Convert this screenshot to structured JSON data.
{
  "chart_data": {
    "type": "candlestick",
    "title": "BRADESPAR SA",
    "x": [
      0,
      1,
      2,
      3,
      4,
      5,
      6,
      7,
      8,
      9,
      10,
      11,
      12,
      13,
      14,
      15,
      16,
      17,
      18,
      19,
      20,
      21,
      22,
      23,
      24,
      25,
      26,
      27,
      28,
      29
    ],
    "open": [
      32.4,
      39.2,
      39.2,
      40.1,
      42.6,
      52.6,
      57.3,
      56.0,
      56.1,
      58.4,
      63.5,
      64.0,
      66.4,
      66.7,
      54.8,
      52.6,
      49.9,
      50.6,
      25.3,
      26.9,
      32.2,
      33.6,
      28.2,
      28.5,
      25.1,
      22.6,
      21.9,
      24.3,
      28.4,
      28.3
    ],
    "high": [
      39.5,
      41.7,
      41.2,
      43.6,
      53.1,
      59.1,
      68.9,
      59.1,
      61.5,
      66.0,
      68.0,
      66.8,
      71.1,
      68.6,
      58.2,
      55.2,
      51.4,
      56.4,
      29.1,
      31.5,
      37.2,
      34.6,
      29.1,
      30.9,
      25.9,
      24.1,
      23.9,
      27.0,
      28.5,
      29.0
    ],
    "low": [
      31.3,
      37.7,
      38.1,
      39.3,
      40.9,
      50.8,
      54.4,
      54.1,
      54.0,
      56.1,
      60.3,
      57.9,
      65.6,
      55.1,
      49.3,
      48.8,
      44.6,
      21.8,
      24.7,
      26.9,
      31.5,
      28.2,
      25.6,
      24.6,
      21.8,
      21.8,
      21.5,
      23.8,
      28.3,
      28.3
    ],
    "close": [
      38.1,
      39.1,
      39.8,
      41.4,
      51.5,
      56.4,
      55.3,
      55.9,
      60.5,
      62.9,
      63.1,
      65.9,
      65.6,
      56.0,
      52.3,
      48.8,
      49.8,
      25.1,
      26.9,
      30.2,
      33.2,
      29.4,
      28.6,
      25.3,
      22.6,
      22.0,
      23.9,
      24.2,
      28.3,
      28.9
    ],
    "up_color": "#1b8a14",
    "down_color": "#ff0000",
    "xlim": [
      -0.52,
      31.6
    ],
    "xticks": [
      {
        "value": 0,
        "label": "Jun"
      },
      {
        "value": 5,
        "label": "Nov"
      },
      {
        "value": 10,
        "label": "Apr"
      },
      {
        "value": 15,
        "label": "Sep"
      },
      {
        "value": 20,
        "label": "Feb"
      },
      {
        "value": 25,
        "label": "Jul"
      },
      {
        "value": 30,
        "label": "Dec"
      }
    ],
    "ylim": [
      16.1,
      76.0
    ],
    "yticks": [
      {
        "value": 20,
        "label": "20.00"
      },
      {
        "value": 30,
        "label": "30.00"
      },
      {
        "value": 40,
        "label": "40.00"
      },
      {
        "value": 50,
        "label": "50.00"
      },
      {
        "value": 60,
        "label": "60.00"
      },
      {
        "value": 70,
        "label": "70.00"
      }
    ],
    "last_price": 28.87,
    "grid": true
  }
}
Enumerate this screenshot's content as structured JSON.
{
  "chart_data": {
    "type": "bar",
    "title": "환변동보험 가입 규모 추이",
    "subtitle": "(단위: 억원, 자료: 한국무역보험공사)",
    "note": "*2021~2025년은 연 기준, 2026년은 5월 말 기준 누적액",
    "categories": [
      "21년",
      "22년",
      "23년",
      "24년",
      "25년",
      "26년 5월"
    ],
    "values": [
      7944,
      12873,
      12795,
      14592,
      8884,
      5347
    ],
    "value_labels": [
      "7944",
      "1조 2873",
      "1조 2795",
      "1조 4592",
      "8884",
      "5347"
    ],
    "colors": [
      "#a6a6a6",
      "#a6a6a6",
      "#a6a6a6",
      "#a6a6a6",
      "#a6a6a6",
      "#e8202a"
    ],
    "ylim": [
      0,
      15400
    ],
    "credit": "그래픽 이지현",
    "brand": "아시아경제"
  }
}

--*--

**TASK DIRECTIONS**
Write the data back out verbatim.

**ANSWER TO THE EXERCISE**
Convert this screenshot to structured JSON data.
{
  "chart_data": {
    "type": "candlestick",
    "title": "BRADESPAR SA",
    "x": [
      0,
      1,
      2,
      3,
      4,
      5,
      6,
      7,
      8,
      9,
      10,
      11,
      12,
      13,
      14,
      15,
      16,
      17,
      18,
      19,
      20,
      21,
      22,
      23,
      24,
      25,
      26,
      27,
      28,
      29
    ],
    "open": [
      32.4,
      39.2,
      39.2,
      40.1,
      42.6,
      52.6,
      57.3,
      56.0,
      56.1,
      58.4,
      63.5,
      64.0,
      66.4,
      66.7,
      54.8,
      52.6,
      49.9,
      50.6,
      25.3,
      26.9,
      32.2,
      33.6,
      28.2,
      28.5,
      25.1,
      22.6,
      21.9,
      24.3,
      28.4,
      28.3
    ],
    "high": [
      39.5,
      41.7,
      41.2,
      43.6,
      53.1,
      59.1,
      68.9,
      59.1,
      61.5,
      66.0,
      68.0,
      66.8,
      71.1,
      68.6,
      58.2,
      55.2,
      51.4,
      56.4,
      29.1,
      31.5,
      37.2,
      34.6,
      29.1,
      30.9,
      25.9,
      24.1,
      23.9,
      27.0,
      28.5,
      29.0
    ],
    "low": [
      31.3,
      37.7,
      38.1,
      39.3,
      40.9,
      50.8,
      54.4,
      54.1,
      54.0,
      56.1,
      60.3,
      57.9,
      65.6,
      55.1,
      49.3,
      48.8,
      44.6,
      21.8,
      24.7,
      26.9,
      31.5,
      28.2,
      25.6,
      24.6,
      21.8,
      21.8,
      21.5,
      23.8,
      28.3,
      28.3
    ],
    "close": [
      38.1,
      39.1,
      39.8,
      41.4,
      51.5,
      56.4,
      55.3,
      55.9,
      60.5,
      62.9,
      63.1,
      65.9,
      65.6,
      56.0,
      52.3,
      48.8,
      49.8,
      25.1,
      26.9,
      30.2,
      33.2,
      29.4,
      28.6,
      25.3,
      22.6,
      22.0,
      23.9,
      24.2,
      28.3,
      28.9
    ],
    "up_color": "#1b8a14",
    "down_color": "#ff0000",
    "xlim": [
      -0.52,
      31.6
    ],
    "xticks": [
      {
        "value": 0,
        "label": "Jun"
      },
      {
        "value": 5,
        "label": "Nov"
      },
      {
        "value": 10,
        "label": "Apr"
      },
      {
        "value": 15,
        "label": "Sep"
      },
      {
        "value": 20,
        "label": "Feb"
      },
      {
        "value": 25,
        "label": "Jul"
      },
      {
        "value": 30,
        "label": "Dec"
      }
    ],
    "ylim": [
      16.1,
      76.0
    ],
    "yticks": [
      {
        "value": 20,
        "label": "20.00"
      },
      {
        "value": 30,
        "label": "30.00"
      },
      {
        "value": 40,
        "label": "40.00"
      },
      {
        "value": 50,
        "label": "50.00"
      },
      {
        "value": 60,
        "label": "60.00"
      },
      {
        "value": 70,
        "label": "70.00"
      }
    ],
    "last_price": 28.87,
    "grid": true
  }
}
Enumerate this screenshot's content as structured JSON.
{
  "chart_data": {
    "type": "bar",
    "title": "환변동보험 가입 규모 추이",
    "subtitle": "(단위: 억원, 자료: 한국무역보험공사)",
    "note": "*2021~2025년은 연 기준, 2026년은 5월 말 기준 누적액",
    "categories": [
      "21년",
      "22년",
      "23년",
      "24년",
      "25년",
      "26년 5월"
    ],
    "values": [
      7944,
      12873,
      12795,
      14592,
      8884,
      5347
    ],
    "value_labels": [
      "7944",
      "1조 2873",
      "1조 2795",
      "1조 4592",
      "8884",
      "5347"
    ],
    "colors": [
      "#a6a6a6",
      "#a6a6a6",
      "#a6a6a6",
      "#a6a6a6",
      "#a6a6a6",
      "#e8202a"
    ],
    "ylim": [
      0,
      15400
    ],
    "credit": "그래픽 이지현",
    "brand": "아시아경제"
  }
}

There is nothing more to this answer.